*** Source document ***

Some 300,000 Venezuelan children in Colombia need humanitarian assistance; UNICEF looks to boost response funding

  • 29 April 2019 |

Without increased support, the health, education and well-being of at least 327,000 children from Venezuela living as migrants and refugees in Colombia will be in jeopardy, the UN Children’s Fund (UNICEF) warned on Monday.

“At a time when anti-migrant sentiment is growing worldwide, Colombia has generously kept its doors open to its neighbors from Venezuela,” said Paloma Escudero, UNICEF Director of Communication who has just finished a four-day visit to Cúcuta, on the Colombian side of the border with Venezuela.

The economic and political situation in Venezuela has caused an estimated 3.7 million Venezuelans to leave their homes for Brazil, Colombia, Ecuador, Peru and other countries in the region.

Some 1.2 million of them are in Colombia, often living in vulnerable host communities with already overstretched resources, said UNICEF.

“As more families make the painful decision to leave their homes in Venezuela every day, it is time for the international community to step up its support and help meet their basic needs,We cannot let that generosity wear thin.”

Paloma Escudero
UNICEF Director of Communications

At the Simon Bolivar Bridge between Colombia and Venezuela, Ms. Escudero spoke to families making the trek every day to seek medical care, take their children to school, and bring food and other essential items to their families back home.

*** End of Source document ***

| Work to complete |
• A. Print the part of the UNICEF article that starts with "Without increased support, the" and goes on through "in the region.".
• B. In the UNICEF article, list every country that is named as a place Venezuelans have gone after leaving their homes.

*** Material supplied ***

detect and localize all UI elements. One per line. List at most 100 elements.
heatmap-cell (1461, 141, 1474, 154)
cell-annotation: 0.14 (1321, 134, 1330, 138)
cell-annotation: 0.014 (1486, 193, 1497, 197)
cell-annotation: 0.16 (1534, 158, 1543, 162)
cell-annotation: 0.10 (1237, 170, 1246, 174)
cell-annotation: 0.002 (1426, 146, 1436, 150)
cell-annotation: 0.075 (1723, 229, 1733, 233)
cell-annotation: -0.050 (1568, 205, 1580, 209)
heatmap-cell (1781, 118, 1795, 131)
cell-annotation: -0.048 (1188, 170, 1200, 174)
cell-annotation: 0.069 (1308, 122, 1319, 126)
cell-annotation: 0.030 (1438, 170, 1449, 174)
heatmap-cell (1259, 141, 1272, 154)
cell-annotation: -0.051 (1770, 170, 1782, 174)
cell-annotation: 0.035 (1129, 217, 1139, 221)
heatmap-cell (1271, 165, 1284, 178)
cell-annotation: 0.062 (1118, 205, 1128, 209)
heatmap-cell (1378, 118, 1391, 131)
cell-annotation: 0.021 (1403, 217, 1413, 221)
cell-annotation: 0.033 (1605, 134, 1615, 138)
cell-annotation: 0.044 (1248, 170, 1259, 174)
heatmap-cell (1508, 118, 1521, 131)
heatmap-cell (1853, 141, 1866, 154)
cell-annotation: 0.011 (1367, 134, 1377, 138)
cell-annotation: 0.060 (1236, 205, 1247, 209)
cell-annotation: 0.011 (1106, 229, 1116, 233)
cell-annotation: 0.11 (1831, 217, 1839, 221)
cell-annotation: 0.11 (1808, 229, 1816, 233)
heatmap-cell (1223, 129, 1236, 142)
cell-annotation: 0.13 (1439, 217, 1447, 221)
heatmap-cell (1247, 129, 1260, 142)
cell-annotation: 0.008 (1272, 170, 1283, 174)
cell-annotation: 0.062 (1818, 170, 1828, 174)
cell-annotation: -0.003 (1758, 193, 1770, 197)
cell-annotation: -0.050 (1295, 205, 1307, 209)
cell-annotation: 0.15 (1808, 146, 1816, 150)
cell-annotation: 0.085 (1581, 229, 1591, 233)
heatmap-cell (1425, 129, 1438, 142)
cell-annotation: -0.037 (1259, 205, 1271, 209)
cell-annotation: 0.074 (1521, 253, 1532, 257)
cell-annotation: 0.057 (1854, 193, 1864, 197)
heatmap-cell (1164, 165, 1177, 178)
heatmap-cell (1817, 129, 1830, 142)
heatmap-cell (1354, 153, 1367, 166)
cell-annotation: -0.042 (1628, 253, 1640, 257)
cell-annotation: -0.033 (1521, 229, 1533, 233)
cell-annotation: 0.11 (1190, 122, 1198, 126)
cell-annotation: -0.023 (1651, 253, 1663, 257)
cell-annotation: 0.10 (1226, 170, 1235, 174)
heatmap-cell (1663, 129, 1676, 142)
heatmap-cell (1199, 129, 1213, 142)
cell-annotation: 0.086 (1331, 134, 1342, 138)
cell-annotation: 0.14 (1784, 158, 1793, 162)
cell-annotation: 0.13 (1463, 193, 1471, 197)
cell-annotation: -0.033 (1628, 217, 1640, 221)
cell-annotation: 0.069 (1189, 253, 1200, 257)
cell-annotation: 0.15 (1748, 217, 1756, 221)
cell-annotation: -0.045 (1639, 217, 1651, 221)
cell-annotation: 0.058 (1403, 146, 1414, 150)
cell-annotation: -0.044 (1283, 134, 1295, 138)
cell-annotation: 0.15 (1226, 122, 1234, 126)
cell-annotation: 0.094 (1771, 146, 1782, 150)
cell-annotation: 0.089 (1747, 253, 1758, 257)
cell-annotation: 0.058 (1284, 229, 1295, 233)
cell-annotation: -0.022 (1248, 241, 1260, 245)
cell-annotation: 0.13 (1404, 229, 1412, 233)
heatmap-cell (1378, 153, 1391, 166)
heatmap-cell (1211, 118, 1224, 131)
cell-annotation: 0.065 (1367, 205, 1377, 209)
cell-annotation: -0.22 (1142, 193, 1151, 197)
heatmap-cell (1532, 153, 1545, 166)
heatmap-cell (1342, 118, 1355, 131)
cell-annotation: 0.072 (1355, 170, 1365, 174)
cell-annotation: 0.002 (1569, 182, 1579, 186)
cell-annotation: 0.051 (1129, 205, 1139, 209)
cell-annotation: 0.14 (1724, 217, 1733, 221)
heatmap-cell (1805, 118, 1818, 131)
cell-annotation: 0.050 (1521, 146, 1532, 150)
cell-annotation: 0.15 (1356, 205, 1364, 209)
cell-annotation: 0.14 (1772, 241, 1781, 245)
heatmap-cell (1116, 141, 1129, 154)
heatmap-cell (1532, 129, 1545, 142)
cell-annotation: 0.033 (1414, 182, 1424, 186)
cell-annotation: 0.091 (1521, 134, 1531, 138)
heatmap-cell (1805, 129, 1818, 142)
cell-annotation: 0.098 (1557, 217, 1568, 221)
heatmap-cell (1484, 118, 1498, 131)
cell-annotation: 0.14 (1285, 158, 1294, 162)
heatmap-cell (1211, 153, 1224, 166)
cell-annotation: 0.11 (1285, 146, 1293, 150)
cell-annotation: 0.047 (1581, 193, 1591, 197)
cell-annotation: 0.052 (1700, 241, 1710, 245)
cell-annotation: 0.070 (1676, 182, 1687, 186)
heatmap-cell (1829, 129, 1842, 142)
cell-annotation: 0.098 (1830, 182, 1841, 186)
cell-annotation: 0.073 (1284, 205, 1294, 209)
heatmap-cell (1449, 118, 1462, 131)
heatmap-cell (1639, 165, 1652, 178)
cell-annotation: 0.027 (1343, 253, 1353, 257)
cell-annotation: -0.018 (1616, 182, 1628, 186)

*** End of Material supplied ***

| Task results |
• A.
Without increased support, the health, education and well-being of at least 327,000 children from Venezuela living as migrants and refugees in Colombia will be in jeopardy, the UN Children’s Fund (UNICEF) warned on Monday.

“At a time when anti-migrant sentiment is growing worldwide, Colombia has generously kept its doors open to its neighbors from Venezuela,” said Paloma Escudero, UNICEF Director of Communication who has just finished a four-day visit to Cúcuta, on the Colombian side of the border with Venezuela.

The economic and political situation in Venezuela has caused an estimated 3.7 million Venezuelans to leave their homes for Brazil, Colombia, Ecuador, Peru and other countries in the region.

• B. Brazil, Colombia, Ecuador, Peru